Directions:
Copy every line of the data in which the word "this" occurs.

Information given:
+ + + + +

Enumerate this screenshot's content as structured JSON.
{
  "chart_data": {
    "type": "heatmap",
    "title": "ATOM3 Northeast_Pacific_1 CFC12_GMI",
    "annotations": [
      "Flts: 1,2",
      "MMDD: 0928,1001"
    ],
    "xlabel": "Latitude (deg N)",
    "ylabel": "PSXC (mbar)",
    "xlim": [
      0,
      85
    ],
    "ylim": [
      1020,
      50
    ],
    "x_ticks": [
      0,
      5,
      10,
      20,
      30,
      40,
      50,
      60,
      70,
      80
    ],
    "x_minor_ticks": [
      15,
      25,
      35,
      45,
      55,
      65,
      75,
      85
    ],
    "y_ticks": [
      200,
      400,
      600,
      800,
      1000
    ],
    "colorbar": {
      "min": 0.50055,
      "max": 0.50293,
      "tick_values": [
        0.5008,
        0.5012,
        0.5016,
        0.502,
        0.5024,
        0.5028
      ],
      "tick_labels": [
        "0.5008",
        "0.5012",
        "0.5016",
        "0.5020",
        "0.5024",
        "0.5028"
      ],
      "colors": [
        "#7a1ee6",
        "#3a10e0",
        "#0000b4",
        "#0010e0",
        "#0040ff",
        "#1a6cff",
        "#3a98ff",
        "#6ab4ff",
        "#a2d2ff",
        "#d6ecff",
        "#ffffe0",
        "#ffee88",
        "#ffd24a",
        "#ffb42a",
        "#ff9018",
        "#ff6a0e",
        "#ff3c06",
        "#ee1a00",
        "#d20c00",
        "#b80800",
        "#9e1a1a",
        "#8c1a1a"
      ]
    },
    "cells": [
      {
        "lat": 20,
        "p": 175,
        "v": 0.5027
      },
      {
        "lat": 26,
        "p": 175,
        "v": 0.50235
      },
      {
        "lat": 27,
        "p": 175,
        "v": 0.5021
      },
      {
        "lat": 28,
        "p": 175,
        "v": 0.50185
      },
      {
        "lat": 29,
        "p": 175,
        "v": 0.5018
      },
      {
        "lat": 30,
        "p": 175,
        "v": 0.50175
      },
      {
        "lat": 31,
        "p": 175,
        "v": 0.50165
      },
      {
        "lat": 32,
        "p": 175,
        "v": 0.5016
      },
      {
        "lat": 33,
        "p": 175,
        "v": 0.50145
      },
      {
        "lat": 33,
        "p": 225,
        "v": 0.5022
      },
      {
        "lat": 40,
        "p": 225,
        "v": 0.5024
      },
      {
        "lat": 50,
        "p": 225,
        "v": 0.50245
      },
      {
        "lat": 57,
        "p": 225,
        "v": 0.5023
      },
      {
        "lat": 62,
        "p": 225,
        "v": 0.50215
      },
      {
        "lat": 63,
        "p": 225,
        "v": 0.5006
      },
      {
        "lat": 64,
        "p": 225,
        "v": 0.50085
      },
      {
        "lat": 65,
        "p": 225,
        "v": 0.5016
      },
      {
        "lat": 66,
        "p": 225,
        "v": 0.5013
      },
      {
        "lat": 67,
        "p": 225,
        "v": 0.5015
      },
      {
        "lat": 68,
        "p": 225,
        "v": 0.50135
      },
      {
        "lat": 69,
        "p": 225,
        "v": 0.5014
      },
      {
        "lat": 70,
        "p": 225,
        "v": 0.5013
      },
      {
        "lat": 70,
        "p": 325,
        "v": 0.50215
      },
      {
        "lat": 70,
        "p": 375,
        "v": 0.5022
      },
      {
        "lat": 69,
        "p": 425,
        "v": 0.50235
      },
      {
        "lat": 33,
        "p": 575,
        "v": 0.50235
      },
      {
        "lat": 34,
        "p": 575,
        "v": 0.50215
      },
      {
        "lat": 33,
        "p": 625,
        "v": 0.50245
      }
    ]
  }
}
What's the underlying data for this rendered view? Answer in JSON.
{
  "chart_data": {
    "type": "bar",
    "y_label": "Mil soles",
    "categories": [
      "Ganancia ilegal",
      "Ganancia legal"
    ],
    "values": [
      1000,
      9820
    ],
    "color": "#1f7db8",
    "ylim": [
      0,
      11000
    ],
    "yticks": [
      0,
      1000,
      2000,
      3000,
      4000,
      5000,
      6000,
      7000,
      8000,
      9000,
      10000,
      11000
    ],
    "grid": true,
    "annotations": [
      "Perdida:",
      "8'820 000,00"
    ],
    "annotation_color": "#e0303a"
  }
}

+ + + + +

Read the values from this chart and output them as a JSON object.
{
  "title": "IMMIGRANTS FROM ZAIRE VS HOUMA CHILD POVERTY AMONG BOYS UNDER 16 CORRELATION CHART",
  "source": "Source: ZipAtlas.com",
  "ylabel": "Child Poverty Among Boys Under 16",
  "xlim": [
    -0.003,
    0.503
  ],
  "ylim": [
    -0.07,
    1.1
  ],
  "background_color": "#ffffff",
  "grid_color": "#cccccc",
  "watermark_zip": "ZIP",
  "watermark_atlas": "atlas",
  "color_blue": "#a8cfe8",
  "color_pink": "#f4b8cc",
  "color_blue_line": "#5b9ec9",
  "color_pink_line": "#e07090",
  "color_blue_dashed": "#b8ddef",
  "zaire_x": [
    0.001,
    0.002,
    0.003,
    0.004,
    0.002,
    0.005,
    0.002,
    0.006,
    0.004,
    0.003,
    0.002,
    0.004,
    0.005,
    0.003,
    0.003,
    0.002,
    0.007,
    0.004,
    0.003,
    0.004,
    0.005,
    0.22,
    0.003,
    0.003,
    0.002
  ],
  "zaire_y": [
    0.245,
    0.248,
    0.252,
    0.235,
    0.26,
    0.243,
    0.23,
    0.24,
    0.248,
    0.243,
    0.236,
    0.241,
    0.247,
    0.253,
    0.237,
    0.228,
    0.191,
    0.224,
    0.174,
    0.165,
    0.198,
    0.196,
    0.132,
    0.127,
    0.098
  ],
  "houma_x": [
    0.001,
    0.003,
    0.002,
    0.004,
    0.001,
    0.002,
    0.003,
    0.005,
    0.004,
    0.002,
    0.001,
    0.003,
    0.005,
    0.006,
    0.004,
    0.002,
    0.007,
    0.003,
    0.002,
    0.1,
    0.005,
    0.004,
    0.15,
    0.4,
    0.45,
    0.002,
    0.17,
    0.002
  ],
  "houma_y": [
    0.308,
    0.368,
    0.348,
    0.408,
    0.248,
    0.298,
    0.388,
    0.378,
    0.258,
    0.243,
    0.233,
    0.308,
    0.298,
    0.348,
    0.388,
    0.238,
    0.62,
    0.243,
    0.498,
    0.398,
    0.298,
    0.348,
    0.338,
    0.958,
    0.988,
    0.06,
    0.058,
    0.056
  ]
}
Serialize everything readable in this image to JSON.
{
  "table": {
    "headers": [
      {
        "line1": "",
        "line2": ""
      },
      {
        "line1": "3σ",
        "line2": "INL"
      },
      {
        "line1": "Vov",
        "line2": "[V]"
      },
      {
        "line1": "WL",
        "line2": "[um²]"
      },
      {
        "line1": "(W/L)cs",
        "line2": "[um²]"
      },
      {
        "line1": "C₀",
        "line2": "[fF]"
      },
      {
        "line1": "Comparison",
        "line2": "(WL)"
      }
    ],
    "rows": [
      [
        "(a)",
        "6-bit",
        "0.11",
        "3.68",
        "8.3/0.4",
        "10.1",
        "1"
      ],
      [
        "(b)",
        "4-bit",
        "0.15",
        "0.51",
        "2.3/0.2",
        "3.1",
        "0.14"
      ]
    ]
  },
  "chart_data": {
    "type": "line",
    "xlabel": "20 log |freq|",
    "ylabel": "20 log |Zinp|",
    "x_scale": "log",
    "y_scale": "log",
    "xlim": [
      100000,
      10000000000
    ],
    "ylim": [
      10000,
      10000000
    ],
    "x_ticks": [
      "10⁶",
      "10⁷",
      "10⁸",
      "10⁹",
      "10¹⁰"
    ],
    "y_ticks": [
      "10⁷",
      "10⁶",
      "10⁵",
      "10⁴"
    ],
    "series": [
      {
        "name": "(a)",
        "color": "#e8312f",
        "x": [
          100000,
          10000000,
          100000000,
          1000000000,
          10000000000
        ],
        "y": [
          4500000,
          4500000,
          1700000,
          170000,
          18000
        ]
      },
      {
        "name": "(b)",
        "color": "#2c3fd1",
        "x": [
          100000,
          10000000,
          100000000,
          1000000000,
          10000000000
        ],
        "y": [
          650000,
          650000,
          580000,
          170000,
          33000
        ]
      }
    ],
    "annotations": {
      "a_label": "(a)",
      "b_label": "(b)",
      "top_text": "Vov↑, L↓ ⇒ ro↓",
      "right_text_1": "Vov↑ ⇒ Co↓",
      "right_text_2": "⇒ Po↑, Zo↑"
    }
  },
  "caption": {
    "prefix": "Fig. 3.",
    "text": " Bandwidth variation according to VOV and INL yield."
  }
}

+ + + + +

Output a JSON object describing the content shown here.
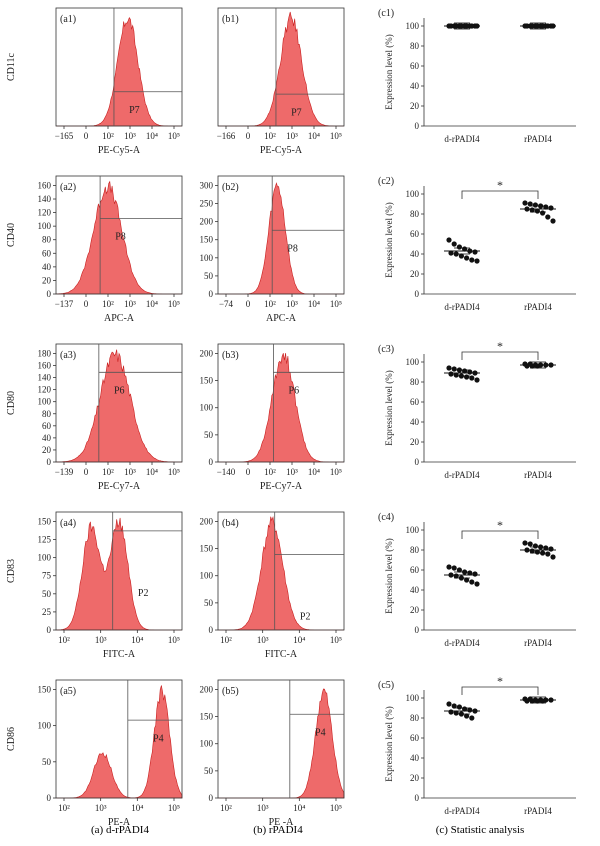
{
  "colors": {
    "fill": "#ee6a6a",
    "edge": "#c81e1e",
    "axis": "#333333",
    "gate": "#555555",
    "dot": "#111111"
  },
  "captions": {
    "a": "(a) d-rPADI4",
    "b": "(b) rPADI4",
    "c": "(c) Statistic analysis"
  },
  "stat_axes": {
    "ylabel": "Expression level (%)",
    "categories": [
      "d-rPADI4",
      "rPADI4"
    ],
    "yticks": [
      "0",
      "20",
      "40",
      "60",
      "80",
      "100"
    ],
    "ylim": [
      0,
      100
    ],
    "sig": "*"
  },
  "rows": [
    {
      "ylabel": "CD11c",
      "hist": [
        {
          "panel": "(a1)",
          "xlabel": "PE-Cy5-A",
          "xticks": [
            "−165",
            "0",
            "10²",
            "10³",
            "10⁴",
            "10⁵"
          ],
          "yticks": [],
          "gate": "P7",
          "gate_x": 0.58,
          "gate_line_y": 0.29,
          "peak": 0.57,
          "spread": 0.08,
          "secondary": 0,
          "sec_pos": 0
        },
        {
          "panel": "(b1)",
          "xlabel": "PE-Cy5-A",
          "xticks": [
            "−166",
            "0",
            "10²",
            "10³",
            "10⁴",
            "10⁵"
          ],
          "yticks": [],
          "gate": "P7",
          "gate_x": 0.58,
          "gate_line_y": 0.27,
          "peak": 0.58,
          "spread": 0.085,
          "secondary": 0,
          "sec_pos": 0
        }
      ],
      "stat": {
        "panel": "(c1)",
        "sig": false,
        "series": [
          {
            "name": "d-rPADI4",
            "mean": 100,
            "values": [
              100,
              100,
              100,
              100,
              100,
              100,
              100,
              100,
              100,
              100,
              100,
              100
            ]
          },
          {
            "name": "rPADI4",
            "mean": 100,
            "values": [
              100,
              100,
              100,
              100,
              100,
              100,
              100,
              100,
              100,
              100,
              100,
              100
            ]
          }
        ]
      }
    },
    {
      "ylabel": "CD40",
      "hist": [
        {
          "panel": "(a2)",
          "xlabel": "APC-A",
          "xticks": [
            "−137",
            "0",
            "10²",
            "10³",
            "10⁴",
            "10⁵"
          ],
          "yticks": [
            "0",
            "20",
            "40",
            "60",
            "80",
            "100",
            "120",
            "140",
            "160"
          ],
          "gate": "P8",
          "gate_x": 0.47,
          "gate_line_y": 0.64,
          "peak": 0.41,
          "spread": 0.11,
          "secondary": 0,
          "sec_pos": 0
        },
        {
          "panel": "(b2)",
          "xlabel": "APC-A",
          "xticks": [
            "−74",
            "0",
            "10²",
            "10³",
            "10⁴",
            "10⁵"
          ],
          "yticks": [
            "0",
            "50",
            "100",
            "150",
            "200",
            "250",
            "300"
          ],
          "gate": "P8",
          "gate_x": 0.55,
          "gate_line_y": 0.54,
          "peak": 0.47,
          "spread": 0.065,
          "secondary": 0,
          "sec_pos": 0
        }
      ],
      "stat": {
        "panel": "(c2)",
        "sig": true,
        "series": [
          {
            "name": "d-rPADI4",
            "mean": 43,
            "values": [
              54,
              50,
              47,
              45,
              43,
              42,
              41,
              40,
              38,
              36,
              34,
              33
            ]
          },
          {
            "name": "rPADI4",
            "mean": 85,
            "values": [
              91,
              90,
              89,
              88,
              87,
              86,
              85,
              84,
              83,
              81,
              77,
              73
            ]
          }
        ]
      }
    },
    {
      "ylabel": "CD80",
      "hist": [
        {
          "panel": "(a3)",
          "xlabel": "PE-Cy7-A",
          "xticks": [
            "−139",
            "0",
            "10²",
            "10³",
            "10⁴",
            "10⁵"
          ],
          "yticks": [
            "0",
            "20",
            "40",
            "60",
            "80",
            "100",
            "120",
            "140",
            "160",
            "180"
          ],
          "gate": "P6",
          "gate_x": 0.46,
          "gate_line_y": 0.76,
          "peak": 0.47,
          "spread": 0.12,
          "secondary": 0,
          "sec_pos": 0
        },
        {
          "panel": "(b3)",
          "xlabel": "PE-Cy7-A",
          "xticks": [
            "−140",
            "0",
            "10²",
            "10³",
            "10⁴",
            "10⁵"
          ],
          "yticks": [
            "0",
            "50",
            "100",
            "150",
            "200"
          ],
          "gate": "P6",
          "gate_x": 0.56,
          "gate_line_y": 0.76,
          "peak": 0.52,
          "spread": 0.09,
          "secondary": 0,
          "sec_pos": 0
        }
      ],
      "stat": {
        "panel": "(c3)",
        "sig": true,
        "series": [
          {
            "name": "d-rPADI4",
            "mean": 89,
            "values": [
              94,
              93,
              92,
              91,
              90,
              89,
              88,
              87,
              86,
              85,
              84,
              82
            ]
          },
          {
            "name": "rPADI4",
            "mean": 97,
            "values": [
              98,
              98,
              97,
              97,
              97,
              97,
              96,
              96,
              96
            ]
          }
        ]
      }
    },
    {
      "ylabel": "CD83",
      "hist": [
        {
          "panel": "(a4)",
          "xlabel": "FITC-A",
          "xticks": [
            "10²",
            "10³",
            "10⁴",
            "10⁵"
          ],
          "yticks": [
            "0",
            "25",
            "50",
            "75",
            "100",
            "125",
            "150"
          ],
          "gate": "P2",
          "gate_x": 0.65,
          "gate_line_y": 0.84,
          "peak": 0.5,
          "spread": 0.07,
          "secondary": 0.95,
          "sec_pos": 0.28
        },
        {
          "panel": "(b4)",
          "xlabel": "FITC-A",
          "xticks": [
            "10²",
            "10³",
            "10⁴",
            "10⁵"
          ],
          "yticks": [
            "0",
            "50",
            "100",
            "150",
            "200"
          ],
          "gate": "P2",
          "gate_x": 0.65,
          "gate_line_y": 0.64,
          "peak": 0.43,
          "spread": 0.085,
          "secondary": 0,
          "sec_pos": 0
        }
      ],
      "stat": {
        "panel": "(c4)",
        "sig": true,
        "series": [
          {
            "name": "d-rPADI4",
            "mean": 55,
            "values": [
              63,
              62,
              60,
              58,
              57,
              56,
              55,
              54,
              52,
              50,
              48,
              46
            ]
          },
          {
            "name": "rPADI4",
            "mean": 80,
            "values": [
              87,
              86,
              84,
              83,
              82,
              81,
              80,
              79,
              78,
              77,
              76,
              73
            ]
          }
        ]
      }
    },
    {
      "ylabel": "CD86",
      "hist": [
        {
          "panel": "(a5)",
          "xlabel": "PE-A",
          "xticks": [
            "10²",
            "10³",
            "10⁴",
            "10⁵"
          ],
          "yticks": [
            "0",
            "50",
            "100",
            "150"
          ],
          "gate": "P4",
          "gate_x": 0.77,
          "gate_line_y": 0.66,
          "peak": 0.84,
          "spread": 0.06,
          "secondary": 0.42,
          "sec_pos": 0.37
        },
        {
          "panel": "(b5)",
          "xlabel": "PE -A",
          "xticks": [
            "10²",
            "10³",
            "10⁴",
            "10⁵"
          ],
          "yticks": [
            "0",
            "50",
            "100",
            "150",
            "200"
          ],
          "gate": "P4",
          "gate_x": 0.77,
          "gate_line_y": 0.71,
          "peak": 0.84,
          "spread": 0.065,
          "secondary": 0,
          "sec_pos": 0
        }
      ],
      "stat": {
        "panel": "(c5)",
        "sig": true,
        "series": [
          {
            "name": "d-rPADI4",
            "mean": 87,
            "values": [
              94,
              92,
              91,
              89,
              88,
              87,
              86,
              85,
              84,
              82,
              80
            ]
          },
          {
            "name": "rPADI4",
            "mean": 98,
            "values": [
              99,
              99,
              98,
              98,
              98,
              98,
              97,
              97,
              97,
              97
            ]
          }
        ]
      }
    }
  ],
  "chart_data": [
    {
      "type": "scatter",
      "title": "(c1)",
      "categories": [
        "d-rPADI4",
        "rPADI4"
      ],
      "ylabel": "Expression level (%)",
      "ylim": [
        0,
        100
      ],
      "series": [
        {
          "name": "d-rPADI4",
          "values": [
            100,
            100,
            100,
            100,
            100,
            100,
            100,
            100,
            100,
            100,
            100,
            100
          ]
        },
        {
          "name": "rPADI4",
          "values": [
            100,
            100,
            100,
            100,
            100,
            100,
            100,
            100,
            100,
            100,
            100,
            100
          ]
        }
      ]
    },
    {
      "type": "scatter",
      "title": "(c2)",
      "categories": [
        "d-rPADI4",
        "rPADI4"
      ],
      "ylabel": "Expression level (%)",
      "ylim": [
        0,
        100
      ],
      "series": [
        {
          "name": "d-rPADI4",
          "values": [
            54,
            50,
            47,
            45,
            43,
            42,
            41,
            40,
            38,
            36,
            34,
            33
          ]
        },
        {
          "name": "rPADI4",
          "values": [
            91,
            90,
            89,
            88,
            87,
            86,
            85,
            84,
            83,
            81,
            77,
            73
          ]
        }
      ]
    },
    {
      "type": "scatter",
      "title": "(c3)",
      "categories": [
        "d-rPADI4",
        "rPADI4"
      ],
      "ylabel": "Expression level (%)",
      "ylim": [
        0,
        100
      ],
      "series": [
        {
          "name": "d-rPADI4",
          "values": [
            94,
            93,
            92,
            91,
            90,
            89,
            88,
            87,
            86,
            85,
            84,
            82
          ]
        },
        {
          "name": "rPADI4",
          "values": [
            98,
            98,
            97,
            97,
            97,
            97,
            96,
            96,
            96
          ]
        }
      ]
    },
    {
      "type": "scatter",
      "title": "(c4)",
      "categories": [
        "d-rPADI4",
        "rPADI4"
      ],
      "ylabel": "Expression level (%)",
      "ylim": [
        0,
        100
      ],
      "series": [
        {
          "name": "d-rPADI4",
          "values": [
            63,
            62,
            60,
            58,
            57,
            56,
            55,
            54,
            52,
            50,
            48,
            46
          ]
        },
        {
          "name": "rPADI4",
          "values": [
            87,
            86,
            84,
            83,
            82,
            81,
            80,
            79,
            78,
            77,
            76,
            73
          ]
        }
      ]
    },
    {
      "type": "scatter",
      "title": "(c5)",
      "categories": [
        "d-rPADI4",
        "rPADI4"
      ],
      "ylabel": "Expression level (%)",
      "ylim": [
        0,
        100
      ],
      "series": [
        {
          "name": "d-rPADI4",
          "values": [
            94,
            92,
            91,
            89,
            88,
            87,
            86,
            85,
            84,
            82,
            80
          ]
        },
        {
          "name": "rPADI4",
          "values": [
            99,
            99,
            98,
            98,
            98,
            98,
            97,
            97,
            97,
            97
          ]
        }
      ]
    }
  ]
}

+ + + + +

Response:
Enumerate this screenshot's content as structured JSON.
What's the underlying data for this rendered view? Answer in JSON.
Read the values from this chart and output them as a JSON object.
Serialize everything readable in this image to JSON.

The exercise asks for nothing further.